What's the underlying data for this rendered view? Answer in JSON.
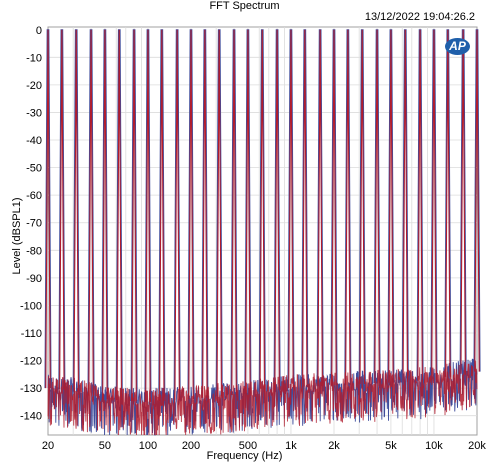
{
  "header": {
    "title": "FFT Spectrum",
    "timestamp": "13/12/2022 19:04:26.2",
    "logo_text": "AP"
  },
  "colors": {
    "series_blue": "#3f4d9c",
    "series_red": "#b01c2e",
    "grid": "#dcdcdc"
  },
  "chart_data": {
    "type": "line",
    "title": "FFT Spectrum",
    "xlabel": "Frequency (Hz)",
    "ylabel": "Level (dBSPL1)",
    "xscale": "log",
    "xlim": [
      20,
      20000
    ],
    "ylim": [
      -147,
      1
    ],
    "grid": true,
    "x_ticks": [
      {
        "value": 20,
        "label": "20"
      },
      {
        "value": 50,
        "label": "50"
      },
      {
        "value": 100,
        "label": "100"
      },
      {
        "value": 200,
        "label": "200"
      },
      {
        "value": 500,
        "label": "500"
      },
      {
        "value": 1000,
        "label": "1k"
      },
      {
        "value": 2000,
        "label": "2k"
      },
      {
        "value": 5000,
        "label": "5k"
      },
      {
        "value": 10000,
        "label": "10k"
      },
      {
        "value": 20000,
        "label": "20k"
      }
    ],
    "y_ticks": [
      0,
      -10,
      -20,
      -30,
      -40,
      -50,
      -60,
      -70,
      -80,
      -90,
      -100,
      -110,
      -120,
      -130,
      -140
    ],
    "series": [
      {
        "color": "#3f4d9c",
        "tones_hz": [
          20,
          25,
          31.5,
          40,
          50,
          63,
          80,
          100,
          125,
          160,
          200,
          250,
          315,
          400,
          500,
          630,
          800,
          1000,
          1250,
          1600,
          2000,
          2500,
          3150,
          4000,
          5000,
          6300,
          8000,
          10000,
          12500,
          16000,
          20000
        ],
        "tone_level_db": 0,
        "noise_floor": {
          "frequency_hz": [
            20,
            30,
            50,
            100,
            200,
            500,
            1000,
            2000,
            5000,
            10000,
            15000,
            20000
          ],
          "level_db": [
            -130,
            -131,
            -134,
            -135,
            -134,
            -132,
            -130,
            -129,
            -128,
            -127,
            -125,
            -124
          ]
        }
      },
      {
        "color": "#b01c2e",
        "tones_hz": [
          20,
          25,
          31.5,
          40,
          50,
          63,
          80,
          100,
          125,
          160,
          200,
          250,
          315,
          400,
          500,
          630,
          800,
          1000,
          1250,
          1600,
          2000,
          2500,
          3150,
          4000,
          5000,
          6300,
          8000,
          10000,
          12500,
          16000,
          20000
        ],
        "tone_level_db": 0,
        "noise_floor": {
          "frequency_hz": [
            20,
            30,
            50,
            100,
            200,
            500,
            1000,
            2000,
            5000,
            10000,
            15000,
            20000
          ],
          "level_db": [
            -130,
            -131,
            -134,
            -135,
            -134,
            -132,
            -130,
            -129,
            -128,
            -127,
            -125,
            -124
          ]
        }
      }
    ]
  }
}
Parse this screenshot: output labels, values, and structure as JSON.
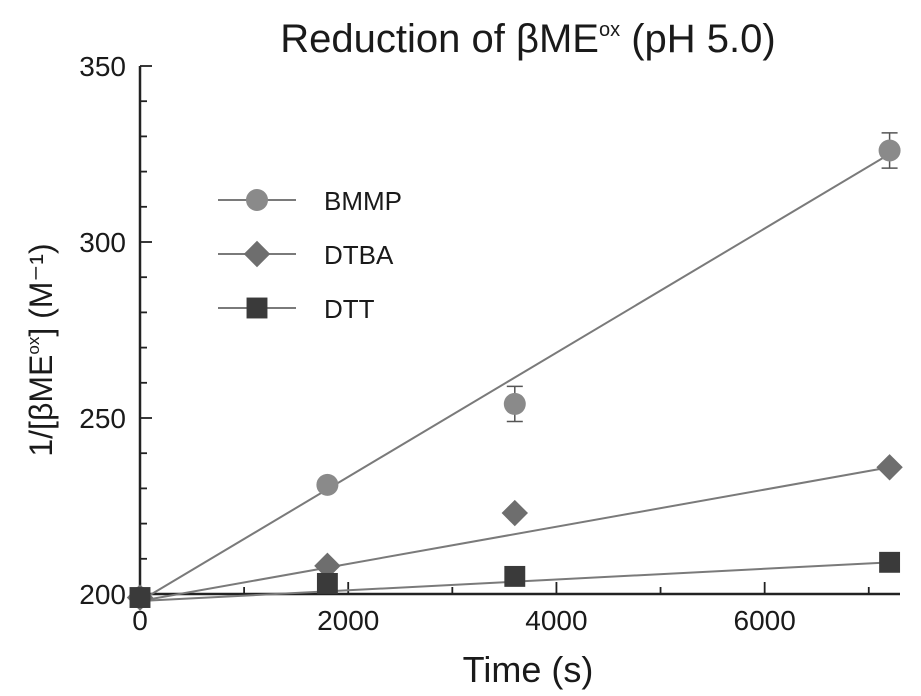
{
  "chart_data": {
    "type": "scatter",
    "title": {
      "main": "Reduction of βME",
      "sup": "ox",
      "tail": " (pH 5.0)"
    },
    "xlabel": "Time (s)",
    "ylabel": {
      "pre": "1/[βME",
      "sup": "ox",
      "post": "] (M⁻¹)"
    },
    "xlim": [
      0,
      7300
    ],
    "ylim": [
      200,
      350
    ],
    "x_major_ticks": [
      0,
      2000,
      4000,
      6000
    ],
    "x_tick_labels": [
      "0",
      "2000",
      "4000",
      "6000"
    ],
    "y_major_ticks": [
      200,
      250,
      300,
      350
    ],
    "y_tick_labels": [
      "200",
      "250",
      "300",
      "350"
    ],
    "grid": false,
    "legend_position": "upper-left",
    "series": [
      {
        "name": "BMMP",
        "marker": "circle",
        "color": "#8a8a8a",
        "x": [
          0,
          1800,
          3600,
          7200
        ],
        "y": [
          199,
          231,
          254,
          326
        ],
        "y_err": [
          0,
          0,
          5,
          5
        ],
        "fit": {
          "x": [
            0,
            7200
          ],
          "y": [
            198,
            325
          ]
        }
      },
      {
        "name": "DTBA",
        "marker": "diamond",
        "color": "#6e6e6e",
        "x": [
          0,
          1800,
          3600,
          7200
        ],
        "y": [
          199,
          208,
          223,
          236
        ],
        "y_err": [
          0,
          0,
          0,
          0
        ],
        "fit": {
          "x": [
            0,
            7200
          ],
          "y": [
            198,
            236
          ]
        }
      },
      {
        "name": "DTT",
        "marker": "square",
        "color": "#3a3a3a",
        "x": [
          0,
          1800,
          3600,
          7200
        ],
        "y": [
          199,
          203,
          205,
          209
        ],
        "y_err": [
          0,
          0,
          0,
          0
        ],
        "fit": {
          "x": [
            0,
            7200
          ],
          "y": [
            198,
            209
          ]
        }
      }
    ]
  }
}
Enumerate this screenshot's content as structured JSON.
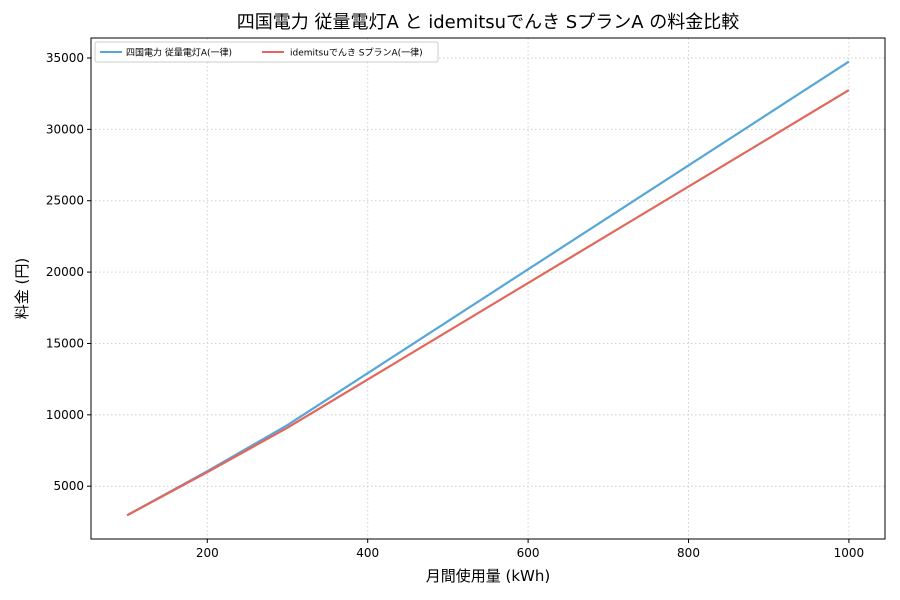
{
  "chart_data": {
    "type": "line",
    "title": "四国電力 従量電灯A と idemitsuでんき SプランA の料金比較",
    "xlabel": "月間使用量 (kWh)",
    "ylabel": "料金 (円)",
    "xlim": [
      55,
      1045
    ],
    "ylim": [
      1300,
      36400
    ],
    "xticks": [
      200,
      400,
      600,
      800,
      1000
    ],
    "yticks": [
      5000,
      10000,
      15000,
      20000,
      25000,
      30000,
      35000
    ],
    "grid": true,
    "legend_position": "top-left",
    "series": [
      {
        "name": "四国電力 従量電灯A(一律)",
        "color": "#56a6d8",
        "x": [
          100,
          200,
          300,
          1000
        ],
        "values": [
          2960,
          6050,
          9280,
          34750
        ]
      },
      {
        "name": "idemitsuでんき SプランA(一律)",
        "color": "#e2665a",
        "x": [
          100,
          200,
          300,
          1000
        ],
        "values": [
          2960,
          5990,
          9100,
          32750
        ]
      }
    ]
  }
}
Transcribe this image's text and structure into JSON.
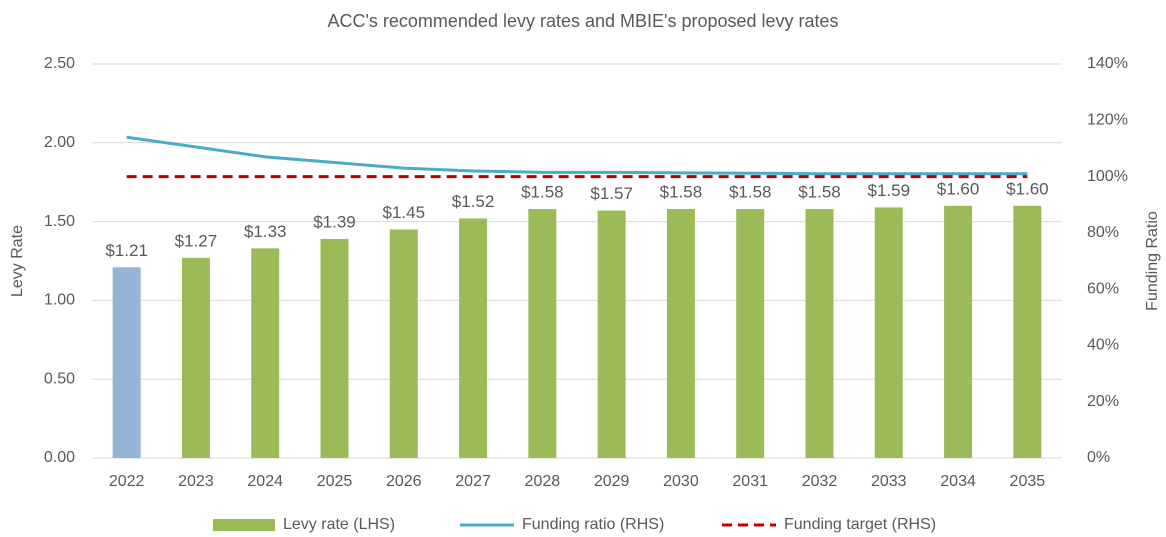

• What the exercise asks
Nothing in the entries should change as you copy them, except that the pictures are left out.

• The output
What's the underlying data for this rendered view? Answer in JSON.
{
  "header": {
    "title": "FFT Spectrum",
    "timestamp": "13/12/2022 19:04:26.2",
    "logo_text": "AP"
  },
  "colors": {
    "series_blue": "#3f4d9c",
    "series_red": "#b01c2e",
    "grid": "#dcdcdc"
  },
  "chart_data": {
    "type": "line",
    "title": "FFT Spectrum",
    "xlabel": "Frequency (Hz)",
    "ylabel": "Level (dBSPL1)",
    "xscale": "log",
    "xlim": [
      20,
      20000
    ],
    "ylim": [
      -147,
      1
    ],
    "grid": true,
    "x_ticks": [
      {
        "value": 20,
        "label": "20"
      },
      {
        "value": 50,
        "label": "50"
      },
      {
        "value": 100,
        "label": "100"
      },
      {
        "value": 200,
        "label": "200"
      },
      {
        "value": 500,
        "label": "500"
      },
      {
        "value": 1000,
        "label": "1k"
      },
      {
        "value": 2000,
        "label": "2k"
      },
      {
        "value": 5000,
        "label": "5k"
      },
      {
        "value": 10000,
        "label": "10k"
      },
      {
        "value": 20000,
        "label": "20k"
      }
    ],
    "y_ticks": [
      0,
      -10,
      -20,
      -30,
      -40,
      -50,
      -60,
      -70,
      -80,
      -90,
      -100,
      -110,
      -120,
      -130,
      -140
    ],
    "series": [
      {
        "color": "#3f4d9c",
        "tones_hz": [
          20,
          25,
          31.5,
          40,
          50,
          63,
          80,
          100,
          125,
          160,
          200,
          250,
          315,
          400,
          500,
          630,
          800,
          1000,
          1250,
          1600,
          2000,
          2500,
          3150,
          4000,
          5000,
          6300,
          8000,
          10000,
          12500,
          16000,
          20000
        ],
        "tone_level_db": 0,
        "noise_floor": {
          "frequency_hz": [
            20,
            30,
            50,
            100,
            200,
            500,
            1000,
            2000,
            5000,
            10000,
            15000,
            20000
          ],
          "level_db": [
            -130,
            -131,
            -134,
            -135,
            -134,
            -132,
            -130,
            -129,
            -128,
            -127,
            -125,
            -124
          ]
        }
      },
      {
        "color": "#b01c2e",
        "tones_hz": [
          20,
          25,
          31.5,
          40,
          50,
          63,
          80,
          100,
          125,
          160,
          200,
          250,
          315,
          400,
          500,
          630,
          800,
          1000,
          1250,
          1600,
          2000,
          2500,
          3150,
          4000,
          5000,
          6300,
          8000,
          10000,
          12500,
          16000,
          20000
        ],
        "tone_level_db": 0,
        "noise_floor": {
          "frequency_hz": [
            20,
            30,
            50,
            100,
            200,
            500,
            1000,
            2000,
            5000,
            10000,
            15000,
            20000
          ],
          "level_db": [
            -130,
            -131,
            -134,
            -135,
            -134,
            -132,
            -130,
            -129,
            -128,
            -127,
            -125,
            -124
          ]
        }
      }
    ]
  }
}
Parse this screenshot: output labels, values, and structure as JSON.
{
  "chart_data": {
    "type": "scatter",
    "title": {
      "main": "Reduction of βME",
      "sup": "ox",
      "tail": " (pH 5.0)"
    },
    "xlabel": "Time (s)",
    "ylabel": {
      "pre": "1/[βME",
      "sup": "ox",
      "post": "] (M⁻¹)"
    },
    "xlim": [
      0,
      7300
    ],
    "ylim": [
      200,
      350
    ],
    "x_major_ticks": [
      0,
      2000,
      4000,
      6000
    ],
    "x_tick_labels": [
      "0",
      "2000",
      "4000",
      "6000"
    ],
    "y_major_ticks": [
      200,
      250,
      300,
      350
    ],
    "y_tick_labels": [
      "200",
      "250",
      "300",
      "350"
    ],
    "grid": false,
    "legend_position": "upper-left",
    "series": [
      {
        "name": "BMMP",
        "marker": "circle",
        "color": "#8a8a8a",
        "x": [
          0,
          1800,
          3600,
          7200
        ],
        "y": [
          199,
          231,
          254,
          326
        ],
        "y_err": [
          0,
          0,
          5,
          5
        ],
        "fit": {
          "x": [
            0,
            7200
          ],
          "y": [
            198,
            325
          ]
        }
      },
      {
        "name": "DTBA",
        "marker": "diamond",
        "color": "#6e6e6e",
        "x": [
          0,
          1800,
          3600,
          7200
        ],
        "y": [
          199,
          208,
          223,
          236
        ],
        "y_err": [
          0,
          0,
          0,
          0
        ],
        "fit": {
          "x": [
            0,
            7200
          ],
          "y": [
            198,
            236
          ]
        }
      },
      {
        "name": "DTT",
        "marker": "square",
        "color": "#3a3a3a",
        "x": [
          0,
          1800,
          3600,
          7200
        ],
        "y": [
          199,
          203,
          205,
          209
        ],
        "y_err": [
          0,
          0,
          0,
          0
        ],
        "fit": {
          "x": [
            0,
            7200
          ],
          "y": [
            198,
            209
          ]
        }
      }
    ]
  }
}
Enumerate this screenshot's content as structured JSON.
{
  "chart_data": {
    "type": "line",
    "title": "四国電力 従量電灯A と idemitsuでんき SプランA の料金比較",
    "xlabel": "月間使用量 (kWh)",
    "ylabel": "料金 (円)",
    "xlim": [
      55,
      1045
    ],
    "ylim": [
      1300,
      36400
    ],
    "xticks": [
      200,
      400,
      600,
      800,
      1000
    ],
    "yticks": [
      5000,
      10000,
      15000,
      20000,
      25000,
      30000,
      35000
    ],
    "grid": true,
    "legend_position": "top-left",
    "series": [
      {
        "name": "四国電力 従量電灯A(一律)",
        "color": "#56a6d8",
        "x": [
          100,
          200,
          300,
          1000
        ],
        "values": [
          2960,
          6050,
          9280,
          34750
        ]
      },
      {
        "name": "idemitsuでんき SプランA(一律)",
        "color": "#e2665a",
        "x": [
          100,
          200,
          300,
          1000
        ],
        "values": [
          2960,
          5990,
          9100,
          32750
        ]
      }
    ]
  }
}
Transcribe this image's text and structure into JSON.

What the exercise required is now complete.